* _WHAT YOU WILL DO_
Can you reproduce the records verbatim from the first line through the line containing "empty-cell[interactable] — [1115, 1003, 1289, 1031]", including both of those lines?

* _DATA TO PROCESS_

-------------------------

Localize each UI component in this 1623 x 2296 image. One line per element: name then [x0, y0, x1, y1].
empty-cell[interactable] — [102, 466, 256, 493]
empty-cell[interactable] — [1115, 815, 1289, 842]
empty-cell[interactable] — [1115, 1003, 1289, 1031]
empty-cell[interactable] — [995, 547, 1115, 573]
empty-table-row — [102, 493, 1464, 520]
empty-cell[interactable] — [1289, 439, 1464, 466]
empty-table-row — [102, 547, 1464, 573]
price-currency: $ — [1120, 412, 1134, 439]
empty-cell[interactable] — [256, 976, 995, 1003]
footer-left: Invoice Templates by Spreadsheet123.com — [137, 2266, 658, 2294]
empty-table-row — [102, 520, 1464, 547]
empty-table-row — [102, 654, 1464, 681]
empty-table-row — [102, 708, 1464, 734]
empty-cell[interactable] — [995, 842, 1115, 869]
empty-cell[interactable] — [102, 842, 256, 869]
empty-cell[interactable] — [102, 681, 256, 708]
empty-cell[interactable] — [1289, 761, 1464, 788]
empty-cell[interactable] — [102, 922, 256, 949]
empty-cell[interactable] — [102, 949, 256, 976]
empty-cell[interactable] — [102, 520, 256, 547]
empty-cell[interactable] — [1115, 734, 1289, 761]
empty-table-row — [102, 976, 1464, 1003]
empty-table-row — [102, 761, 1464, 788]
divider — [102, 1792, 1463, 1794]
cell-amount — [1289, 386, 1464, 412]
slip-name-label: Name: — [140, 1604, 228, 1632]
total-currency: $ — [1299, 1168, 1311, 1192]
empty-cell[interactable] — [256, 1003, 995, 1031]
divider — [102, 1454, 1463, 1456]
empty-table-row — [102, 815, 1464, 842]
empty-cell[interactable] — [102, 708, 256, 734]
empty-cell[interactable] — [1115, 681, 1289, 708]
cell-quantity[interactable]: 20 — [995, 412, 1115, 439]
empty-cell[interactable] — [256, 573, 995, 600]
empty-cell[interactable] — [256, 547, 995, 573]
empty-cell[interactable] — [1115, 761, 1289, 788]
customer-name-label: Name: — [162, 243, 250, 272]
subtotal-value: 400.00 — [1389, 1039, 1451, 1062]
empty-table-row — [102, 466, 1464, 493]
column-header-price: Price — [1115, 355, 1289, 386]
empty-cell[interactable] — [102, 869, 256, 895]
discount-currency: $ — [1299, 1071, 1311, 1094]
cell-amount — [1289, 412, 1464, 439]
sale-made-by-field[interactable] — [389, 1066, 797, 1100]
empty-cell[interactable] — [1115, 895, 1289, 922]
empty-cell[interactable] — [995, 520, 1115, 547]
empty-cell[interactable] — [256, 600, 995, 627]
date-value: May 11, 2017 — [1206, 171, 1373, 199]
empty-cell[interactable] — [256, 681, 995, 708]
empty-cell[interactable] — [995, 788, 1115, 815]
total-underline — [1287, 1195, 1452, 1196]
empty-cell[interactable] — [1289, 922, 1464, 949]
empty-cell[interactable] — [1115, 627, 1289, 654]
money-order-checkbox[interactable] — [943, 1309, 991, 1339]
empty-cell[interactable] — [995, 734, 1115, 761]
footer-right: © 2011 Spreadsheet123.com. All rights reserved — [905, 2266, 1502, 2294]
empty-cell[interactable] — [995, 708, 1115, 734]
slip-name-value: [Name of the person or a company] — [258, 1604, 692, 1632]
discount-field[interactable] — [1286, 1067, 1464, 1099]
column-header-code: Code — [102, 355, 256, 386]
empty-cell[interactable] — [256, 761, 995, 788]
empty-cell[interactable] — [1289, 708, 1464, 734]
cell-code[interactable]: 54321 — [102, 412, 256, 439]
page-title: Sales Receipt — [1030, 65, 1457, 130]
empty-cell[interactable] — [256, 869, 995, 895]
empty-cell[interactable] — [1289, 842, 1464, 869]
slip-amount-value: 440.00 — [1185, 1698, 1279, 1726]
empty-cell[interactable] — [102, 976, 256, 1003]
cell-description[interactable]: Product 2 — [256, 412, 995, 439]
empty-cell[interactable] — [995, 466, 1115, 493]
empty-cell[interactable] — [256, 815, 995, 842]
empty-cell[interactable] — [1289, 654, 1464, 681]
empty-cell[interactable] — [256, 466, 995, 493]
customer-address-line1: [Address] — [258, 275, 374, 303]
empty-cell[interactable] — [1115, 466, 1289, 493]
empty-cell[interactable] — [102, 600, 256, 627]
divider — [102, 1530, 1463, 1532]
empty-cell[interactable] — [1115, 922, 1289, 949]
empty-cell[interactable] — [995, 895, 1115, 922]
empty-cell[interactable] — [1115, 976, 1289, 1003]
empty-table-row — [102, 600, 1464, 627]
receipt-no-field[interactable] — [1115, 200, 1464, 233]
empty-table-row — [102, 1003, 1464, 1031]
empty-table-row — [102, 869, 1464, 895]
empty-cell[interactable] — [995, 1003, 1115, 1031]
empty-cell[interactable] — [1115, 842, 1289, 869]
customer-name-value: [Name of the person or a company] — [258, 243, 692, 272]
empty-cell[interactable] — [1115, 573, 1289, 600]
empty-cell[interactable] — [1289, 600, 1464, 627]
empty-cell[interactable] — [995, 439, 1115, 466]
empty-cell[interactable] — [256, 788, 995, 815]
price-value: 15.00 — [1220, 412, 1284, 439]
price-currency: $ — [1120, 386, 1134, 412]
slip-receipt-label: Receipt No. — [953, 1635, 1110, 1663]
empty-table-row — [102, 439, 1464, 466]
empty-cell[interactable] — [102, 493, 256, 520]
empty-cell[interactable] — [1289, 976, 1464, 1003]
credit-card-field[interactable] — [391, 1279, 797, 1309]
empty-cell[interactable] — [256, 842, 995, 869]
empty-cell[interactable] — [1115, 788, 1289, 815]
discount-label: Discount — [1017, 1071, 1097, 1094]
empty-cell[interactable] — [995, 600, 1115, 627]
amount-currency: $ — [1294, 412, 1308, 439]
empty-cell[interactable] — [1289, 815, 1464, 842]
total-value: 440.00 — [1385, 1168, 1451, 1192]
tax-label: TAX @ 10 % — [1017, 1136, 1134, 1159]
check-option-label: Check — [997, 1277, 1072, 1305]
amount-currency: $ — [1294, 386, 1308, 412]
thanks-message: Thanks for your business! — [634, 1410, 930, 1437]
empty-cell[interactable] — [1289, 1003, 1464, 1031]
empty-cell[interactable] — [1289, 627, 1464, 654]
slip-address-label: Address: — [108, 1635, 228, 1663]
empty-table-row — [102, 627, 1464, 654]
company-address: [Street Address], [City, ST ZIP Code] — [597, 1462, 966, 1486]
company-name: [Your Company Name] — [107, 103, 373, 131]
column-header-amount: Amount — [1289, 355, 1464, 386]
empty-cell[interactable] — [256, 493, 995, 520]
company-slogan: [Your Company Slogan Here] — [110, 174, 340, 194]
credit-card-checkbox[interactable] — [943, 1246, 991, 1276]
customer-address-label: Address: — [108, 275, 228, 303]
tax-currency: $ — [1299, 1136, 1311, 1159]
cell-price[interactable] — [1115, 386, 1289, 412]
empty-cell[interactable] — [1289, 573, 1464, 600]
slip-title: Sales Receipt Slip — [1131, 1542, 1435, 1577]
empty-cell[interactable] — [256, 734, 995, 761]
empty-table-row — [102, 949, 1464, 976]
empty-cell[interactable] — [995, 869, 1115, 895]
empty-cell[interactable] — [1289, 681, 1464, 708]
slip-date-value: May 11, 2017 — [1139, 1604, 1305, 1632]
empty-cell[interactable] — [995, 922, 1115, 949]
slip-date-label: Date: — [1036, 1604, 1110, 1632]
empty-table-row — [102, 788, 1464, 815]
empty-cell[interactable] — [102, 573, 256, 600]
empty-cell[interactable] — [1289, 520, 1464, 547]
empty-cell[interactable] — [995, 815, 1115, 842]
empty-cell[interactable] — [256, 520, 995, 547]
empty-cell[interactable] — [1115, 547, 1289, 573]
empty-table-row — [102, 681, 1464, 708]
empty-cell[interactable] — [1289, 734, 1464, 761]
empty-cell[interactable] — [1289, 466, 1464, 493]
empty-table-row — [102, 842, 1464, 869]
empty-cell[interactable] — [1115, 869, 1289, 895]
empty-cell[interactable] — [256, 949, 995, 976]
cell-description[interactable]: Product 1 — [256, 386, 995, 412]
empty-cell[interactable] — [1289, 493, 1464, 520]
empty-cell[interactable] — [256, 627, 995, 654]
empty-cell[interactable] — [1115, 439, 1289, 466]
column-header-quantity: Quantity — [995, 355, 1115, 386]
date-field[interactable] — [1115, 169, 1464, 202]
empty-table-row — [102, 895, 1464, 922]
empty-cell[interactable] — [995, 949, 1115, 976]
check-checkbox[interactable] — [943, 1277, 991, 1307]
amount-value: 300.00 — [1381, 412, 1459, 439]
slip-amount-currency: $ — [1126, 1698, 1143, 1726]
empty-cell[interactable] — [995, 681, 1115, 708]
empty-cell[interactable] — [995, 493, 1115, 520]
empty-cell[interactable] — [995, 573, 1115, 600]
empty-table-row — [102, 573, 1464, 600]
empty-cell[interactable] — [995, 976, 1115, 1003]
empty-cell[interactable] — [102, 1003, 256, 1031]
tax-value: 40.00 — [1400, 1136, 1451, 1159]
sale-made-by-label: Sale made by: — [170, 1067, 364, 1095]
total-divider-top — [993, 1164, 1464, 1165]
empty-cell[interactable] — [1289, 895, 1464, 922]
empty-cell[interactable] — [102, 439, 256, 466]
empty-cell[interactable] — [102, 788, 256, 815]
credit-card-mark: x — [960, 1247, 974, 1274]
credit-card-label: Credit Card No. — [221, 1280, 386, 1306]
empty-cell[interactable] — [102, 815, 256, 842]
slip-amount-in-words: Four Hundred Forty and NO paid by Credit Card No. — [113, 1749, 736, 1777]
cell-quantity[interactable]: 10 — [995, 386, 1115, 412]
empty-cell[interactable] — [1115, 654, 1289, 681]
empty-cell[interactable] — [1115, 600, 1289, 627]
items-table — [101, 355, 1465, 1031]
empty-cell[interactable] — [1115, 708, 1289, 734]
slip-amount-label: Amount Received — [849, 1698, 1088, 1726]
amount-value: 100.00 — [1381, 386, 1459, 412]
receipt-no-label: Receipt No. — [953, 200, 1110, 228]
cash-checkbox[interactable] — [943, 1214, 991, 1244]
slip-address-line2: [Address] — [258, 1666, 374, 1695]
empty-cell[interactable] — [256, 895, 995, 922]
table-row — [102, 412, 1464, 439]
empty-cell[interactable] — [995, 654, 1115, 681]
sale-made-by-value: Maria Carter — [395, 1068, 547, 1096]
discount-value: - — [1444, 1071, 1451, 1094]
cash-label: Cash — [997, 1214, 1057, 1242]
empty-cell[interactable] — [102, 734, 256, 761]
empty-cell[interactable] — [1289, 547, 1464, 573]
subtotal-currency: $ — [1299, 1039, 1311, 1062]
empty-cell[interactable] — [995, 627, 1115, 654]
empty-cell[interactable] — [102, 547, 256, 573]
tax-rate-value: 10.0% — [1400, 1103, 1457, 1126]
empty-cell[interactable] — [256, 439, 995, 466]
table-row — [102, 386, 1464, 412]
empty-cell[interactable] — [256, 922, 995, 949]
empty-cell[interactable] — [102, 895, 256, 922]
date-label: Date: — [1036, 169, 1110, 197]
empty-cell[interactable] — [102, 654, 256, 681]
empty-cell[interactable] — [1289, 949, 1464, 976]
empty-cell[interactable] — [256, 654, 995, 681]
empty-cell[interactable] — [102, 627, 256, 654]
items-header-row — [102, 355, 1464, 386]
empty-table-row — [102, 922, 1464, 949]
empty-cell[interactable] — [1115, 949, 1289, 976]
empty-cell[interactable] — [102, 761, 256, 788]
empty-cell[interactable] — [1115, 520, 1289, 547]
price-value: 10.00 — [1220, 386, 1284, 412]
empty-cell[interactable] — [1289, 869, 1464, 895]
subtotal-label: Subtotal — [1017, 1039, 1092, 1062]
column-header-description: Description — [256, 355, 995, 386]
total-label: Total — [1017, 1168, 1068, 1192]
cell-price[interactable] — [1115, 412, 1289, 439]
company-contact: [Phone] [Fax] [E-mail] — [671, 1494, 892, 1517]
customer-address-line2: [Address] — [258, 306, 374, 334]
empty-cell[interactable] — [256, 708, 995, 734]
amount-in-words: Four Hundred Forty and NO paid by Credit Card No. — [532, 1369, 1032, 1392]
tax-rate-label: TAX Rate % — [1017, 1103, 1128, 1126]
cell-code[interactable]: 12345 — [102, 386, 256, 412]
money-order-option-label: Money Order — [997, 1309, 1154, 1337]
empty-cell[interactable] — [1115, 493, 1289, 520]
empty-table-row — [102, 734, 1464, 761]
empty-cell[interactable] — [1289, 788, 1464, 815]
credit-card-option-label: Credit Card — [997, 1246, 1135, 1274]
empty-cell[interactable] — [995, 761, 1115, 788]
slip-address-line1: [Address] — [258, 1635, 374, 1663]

-------------------------

* _TASK SOLUTION_
Localize each UI component in this 1623 x 2296 image. One line per element: name then [x0, y0, x1, y1].
empty-cell[interactable] — [102, 466, 256, 493]
empty-cell[interactable] — [1115, 815, 1289, 842]
empty-cell[interactable] — [1115, 1003, 1289, 1031]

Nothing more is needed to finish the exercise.